▶ **WRITTEN EXERCISE**
Scan the data below and report how many lines include the word "title". Nothing else is wanted.

--

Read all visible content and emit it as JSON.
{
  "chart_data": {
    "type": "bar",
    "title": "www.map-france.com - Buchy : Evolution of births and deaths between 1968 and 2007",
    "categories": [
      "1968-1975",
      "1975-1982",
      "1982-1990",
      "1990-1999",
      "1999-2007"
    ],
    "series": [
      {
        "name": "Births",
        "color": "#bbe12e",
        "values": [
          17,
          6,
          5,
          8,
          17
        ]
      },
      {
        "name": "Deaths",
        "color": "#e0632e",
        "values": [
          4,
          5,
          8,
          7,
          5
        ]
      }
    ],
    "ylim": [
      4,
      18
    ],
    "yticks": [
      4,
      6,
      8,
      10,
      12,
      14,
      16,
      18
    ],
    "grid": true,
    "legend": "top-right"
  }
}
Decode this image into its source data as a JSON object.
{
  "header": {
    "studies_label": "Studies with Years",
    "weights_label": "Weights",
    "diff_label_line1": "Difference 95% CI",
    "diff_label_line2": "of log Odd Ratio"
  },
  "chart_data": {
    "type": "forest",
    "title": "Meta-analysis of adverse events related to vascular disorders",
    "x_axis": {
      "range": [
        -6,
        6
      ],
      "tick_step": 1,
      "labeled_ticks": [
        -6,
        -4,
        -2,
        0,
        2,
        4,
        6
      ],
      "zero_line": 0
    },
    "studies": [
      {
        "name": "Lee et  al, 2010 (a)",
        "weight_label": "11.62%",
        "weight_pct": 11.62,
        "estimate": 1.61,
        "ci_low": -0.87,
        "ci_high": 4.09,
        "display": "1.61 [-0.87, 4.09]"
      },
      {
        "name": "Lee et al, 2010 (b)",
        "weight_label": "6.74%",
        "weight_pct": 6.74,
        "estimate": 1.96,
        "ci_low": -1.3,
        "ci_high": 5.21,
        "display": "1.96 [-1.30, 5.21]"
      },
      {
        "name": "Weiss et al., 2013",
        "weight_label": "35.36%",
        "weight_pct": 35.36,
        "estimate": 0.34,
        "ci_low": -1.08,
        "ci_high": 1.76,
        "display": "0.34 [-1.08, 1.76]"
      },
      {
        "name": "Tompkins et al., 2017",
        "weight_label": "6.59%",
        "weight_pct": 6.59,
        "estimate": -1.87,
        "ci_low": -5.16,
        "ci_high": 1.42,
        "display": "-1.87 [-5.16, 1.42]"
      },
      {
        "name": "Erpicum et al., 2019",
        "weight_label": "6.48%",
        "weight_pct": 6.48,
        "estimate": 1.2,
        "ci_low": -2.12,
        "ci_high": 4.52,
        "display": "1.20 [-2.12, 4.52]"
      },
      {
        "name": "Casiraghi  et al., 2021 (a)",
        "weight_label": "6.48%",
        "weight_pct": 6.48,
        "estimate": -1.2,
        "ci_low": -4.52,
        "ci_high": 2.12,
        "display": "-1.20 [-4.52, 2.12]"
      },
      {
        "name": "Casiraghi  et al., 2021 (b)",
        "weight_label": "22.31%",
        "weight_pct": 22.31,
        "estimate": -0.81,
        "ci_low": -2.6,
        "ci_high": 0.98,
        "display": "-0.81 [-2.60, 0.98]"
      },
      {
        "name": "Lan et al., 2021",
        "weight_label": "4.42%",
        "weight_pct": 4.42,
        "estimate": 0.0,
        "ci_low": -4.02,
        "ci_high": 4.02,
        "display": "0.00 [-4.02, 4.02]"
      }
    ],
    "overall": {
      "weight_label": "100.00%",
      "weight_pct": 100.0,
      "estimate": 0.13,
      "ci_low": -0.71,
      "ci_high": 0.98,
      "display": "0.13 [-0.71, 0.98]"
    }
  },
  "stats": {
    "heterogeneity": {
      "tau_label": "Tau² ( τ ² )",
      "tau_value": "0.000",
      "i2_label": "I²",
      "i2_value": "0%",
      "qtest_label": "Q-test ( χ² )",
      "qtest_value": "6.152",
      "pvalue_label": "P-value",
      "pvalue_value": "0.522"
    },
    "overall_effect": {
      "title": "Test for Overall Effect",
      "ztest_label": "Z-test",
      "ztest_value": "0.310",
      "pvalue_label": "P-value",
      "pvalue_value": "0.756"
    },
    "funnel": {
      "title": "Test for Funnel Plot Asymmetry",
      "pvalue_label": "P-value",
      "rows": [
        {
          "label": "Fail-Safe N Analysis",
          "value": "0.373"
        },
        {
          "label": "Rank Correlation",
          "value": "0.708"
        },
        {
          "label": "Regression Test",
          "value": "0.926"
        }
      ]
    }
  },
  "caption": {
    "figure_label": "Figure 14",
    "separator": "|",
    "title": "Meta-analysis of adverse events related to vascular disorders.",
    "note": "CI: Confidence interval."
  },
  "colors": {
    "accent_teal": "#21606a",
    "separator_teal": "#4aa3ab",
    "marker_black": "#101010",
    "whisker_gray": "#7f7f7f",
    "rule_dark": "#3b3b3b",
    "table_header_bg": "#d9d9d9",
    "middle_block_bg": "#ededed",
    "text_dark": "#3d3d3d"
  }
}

--

▶ **THE RESPONSE**
5